■ **Text for analysis**:
I know that not everybody can do that. But people can make hard choices to decrease quality of life, put up with relationship difficulties for longer than maybe is ideal so that you can mediate instead of going through a very high conflict, expensive divorce. I think that there are things that can be done if you look at the big picture to mediate. I know that some people are in immediate danger. I don’t know that this will work for everybody, but I think stepping back and focusing on silver linings, big pictures, I think that those are really important for me.”

 

Ending

This is a hard situation. Her parting advice was to trust but verify. Learn about the finances in your relationship. Make sure you understand what is happening. Ask questions.

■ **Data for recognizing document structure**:
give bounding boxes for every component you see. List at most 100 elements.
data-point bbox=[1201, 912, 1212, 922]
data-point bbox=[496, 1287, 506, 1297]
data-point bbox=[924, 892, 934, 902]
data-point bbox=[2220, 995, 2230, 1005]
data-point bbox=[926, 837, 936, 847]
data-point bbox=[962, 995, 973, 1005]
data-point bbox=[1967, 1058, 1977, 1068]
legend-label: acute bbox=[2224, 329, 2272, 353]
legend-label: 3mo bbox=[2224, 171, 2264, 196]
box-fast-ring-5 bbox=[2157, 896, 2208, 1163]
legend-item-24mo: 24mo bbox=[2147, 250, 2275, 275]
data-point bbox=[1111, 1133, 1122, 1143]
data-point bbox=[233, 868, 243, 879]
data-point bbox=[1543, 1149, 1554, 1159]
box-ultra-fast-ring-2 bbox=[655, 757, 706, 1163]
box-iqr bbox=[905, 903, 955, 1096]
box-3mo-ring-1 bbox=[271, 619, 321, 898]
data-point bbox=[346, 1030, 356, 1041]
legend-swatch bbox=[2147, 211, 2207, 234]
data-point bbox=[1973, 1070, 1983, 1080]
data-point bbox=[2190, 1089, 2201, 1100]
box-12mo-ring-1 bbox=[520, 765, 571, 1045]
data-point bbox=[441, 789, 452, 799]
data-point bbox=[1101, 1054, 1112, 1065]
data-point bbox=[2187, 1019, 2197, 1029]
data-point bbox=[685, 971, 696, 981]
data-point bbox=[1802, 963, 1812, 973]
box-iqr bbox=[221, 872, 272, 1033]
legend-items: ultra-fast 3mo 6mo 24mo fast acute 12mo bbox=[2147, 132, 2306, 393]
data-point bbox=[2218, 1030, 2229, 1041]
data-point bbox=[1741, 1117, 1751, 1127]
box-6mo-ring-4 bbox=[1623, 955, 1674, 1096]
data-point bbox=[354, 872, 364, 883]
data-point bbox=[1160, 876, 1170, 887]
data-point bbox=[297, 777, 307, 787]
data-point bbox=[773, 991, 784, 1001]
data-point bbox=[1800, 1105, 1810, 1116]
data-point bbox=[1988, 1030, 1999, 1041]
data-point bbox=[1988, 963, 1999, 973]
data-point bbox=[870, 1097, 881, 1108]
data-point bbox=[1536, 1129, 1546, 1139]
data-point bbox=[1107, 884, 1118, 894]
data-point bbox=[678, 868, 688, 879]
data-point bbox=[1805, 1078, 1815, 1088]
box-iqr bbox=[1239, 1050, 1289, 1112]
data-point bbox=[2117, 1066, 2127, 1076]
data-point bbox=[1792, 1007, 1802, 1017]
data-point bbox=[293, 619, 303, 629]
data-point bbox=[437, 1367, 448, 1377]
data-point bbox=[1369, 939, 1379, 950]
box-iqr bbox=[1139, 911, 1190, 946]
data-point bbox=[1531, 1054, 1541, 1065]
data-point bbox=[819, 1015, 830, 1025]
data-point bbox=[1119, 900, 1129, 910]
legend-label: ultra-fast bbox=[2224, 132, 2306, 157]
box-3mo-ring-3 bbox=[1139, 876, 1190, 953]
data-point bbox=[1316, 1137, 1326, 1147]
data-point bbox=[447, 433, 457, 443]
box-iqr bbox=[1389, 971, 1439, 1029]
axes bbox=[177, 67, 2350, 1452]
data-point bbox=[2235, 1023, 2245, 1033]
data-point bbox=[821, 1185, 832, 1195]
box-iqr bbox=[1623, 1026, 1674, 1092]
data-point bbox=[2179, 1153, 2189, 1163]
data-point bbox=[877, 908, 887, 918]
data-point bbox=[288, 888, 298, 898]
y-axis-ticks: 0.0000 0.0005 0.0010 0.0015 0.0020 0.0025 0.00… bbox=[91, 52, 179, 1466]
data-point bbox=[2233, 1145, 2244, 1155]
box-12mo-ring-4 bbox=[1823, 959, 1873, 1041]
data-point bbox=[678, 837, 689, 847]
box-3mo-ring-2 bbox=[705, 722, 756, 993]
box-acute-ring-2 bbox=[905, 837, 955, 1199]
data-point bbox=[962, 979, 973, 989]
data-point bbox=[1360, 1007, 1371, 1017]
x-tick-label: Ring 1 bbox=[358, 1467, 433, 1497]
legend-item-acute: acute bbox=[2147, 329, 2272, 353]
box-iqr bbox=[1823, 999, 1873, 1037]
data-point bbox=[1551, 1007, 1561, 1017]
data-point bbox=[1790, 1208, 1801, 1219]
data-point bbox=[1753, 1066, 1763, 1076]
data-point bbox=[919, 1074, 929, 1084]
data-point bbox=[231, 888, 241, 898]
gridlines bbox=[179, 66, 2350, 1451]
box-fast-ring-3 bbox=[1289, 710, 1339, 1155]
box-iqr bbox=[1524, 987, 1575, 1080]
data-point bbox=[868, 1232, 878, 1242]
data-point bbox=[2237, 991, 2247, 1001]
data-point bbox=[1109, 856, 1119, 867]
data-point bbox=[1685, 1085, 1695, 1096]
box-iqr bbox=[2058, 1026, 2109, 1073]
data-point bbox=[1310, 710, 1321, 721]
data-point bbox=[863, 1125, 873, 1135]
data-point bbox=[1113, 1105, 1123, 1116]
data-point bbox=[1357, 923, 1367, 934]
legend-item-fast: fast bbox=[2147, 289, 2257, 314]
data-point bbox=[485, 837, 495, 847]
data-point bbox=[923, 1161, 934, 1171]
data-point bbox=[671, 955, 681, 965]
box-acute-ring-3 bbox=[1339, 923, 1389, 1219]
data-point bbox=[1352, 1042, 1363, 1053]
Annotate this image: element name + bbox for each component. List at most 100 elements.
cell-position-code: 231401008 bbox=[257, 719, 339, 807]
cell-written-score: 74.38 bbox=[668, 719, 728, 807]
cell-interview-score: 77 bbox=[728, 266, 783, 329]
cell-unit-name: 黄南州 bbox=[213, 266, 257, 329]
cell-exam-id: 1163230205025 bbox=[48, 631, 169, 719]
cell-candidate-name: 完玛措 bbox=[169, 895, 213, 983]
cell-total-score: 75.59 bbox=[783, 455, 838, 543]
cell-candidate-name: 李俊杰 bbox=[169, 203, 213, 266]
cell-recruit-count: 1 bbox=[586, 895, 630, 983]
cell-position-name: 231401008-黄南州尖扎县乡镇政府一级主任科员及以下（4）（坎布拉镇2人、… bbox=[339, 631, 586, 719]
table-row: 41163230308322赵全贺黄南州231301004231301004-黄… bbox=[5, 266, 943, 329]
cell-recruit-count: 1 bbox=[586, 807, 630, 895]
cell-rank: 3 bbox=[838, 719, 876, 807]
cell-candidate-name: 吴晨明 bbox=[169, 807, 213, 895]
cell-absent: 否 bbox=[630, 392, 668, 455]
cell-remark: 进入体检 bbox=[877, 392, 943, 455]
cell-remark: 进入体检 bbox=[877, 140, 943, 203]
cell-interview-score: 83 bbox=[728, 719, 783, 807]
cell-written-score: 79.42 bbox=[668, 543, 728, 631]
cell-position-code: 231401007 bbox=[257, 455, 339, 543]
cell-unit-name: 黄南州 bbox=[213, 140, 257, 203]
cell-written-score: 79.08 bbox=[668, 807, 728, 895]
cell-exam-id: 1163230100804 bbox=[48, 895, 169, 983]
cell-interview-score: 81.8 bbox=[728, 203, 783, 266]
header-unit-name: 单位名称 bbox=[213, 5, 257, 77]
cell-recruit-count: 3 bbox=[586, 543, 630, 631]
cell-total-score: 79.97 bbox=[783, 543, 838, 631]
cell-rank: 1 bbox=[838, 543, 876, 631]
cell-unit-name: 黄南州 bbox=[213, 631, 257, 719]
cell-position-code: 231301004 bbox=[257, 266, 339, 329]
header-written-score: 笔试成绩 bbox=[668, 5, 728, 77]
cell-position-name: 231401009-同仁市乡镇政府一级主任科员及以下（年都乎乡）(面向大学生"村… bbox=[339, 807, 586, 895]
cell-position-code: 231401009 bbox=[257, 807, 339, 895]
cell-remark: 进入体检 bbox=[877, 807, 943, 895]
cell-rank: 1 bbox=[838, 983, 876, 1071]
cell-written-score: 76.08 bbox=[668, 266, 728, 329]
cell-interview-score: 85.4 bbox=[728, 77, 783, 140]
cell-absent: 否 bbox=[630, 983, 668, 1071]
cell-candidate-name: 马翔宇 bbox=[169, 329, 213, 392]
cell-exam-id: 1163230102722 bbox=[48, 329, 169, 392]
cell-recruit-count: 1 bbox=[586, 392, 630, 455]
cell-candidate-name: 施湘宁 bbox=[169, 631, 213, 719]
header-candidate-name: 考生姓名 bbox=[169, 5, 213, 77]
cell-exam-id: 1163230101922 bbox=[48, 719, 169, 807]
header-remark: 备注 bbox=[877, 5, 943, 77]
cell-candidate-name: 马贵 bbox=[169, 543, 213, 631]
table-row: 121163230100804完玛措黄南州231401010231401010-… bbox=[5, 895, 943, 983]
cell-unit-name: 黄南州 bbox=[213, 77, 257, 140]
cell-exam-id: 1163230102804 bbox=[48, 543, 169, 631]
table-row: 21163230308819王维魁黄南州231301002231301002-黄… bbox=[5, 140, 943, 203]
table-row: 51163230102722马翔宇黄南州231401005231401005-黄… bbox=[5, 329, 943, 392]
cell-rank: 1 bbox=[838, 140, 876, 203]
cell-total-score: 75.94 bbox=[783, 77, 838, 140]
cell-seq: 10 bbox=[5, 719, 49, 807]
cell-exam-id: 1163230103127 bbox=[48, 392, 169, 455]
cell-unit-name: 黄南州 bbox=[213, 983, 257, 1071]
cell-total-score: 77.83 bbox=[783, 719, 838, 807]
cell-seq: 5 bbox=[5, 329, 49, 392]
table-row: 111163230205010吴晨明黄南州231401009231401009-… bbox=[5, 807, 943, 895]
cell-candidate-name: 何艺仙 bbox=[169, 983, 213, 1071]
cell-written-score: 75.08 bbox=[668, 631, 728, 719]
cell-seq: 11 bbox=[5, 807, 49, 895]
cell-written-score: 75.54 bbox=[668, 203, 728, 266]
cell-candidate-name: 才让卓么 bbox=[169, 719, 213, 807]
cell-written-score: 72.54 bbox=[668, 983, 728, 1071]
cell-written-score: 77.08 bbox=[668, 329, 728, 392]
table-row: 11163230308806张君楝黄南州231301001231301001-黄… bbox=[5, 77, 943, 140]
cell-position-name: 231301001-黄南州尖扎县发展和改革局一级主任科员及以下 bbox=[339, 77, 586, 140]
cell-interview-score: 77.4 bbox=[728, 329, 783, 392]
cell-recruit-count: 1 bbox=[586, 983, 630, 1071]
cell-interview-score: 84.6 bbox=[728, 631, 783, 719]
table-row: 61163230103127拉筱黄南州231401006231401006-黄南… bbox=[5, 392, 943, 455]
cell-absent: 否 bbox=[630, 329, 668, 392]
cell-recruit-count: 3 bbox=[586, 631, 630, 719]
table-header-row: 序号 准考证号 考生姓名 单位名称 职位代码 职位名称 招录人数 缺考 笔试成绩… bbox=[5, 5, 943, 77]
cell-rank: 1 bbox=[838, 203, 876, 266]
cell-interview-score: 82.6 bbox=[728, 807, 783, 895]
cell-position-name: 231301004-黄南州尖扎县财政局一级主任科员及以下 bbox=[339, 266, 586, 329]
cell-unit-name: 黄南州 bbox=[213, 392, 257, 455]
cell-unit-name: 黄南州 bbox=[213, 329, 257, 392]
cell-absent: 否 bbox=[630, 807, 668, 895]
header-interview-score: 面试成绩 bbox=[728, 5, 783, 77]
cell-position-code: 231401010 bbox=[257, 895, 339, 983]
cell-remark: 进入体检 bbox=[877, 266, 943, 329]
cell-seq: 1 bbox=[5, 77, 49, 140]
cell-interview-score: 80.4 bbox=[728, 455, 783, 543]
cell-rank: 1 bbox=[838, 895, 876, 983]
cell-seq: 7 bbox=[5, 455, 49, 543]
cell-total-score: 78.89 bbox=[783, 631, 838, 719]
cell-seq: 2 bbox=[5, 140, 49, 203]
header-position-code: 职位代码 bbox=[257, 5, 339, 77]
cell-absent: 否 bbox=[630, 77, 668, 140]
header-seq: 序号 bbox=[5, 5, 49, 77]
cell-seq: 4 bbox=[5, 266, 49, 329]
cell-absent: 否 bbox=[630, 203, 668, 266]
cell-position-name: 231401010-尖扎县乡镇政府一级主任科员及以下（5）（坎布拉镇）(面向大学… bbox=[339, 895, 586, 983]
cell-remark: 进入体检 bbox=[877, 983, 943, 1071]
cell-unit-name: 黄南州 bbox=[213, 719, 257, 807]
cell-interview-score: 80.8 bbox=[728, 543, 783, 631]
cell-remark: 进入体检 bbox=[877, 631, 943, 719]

■ **Task details**: Resume the passage on divorce mediation and relationship finances, picking up right after its final sentence.

■ **Output of the task**:
“Even if you’re the one who is not traditionally in charge of your family’s finances, please, please, please just spend the time, take the effort out of your life to learn at least a little bit about where your accounts are. I get multiple responses when I talk to people about this. I do think that there is a subset of people who think that “This could never happen to me”. I was like that.  Even if you’re right and you might be one of the people who never get divorced, your spouse could get hit by a bus tomorrow or die of Covid tomorrow. You’ll be so much better off by knowing enough personal finance that this wouldn’t be a financial nightmare for you. If you have to lose someone or go through a divorce, it’s better that you don’t also have the stress of having to learn all of your finances at that point, too.”

 

I’ve talked for a long time about the importance of getting your spouse and you on the same page financially. If you’re not on the same page, at least be reading the same book. But it’s so important to be open between each other, as far as your finances go. If you are not doing this together, you’re almost surely not going to be successful.

Full Transcription

Intro:
This is the White Coat Investor podcast where we help those who wear the white coat get a fair shake on Wall Street. We’ve been helping doctors and other high-income professionals stop doing dumb things with their money since 2011. Here’s your host, Dr. Jim Dahle.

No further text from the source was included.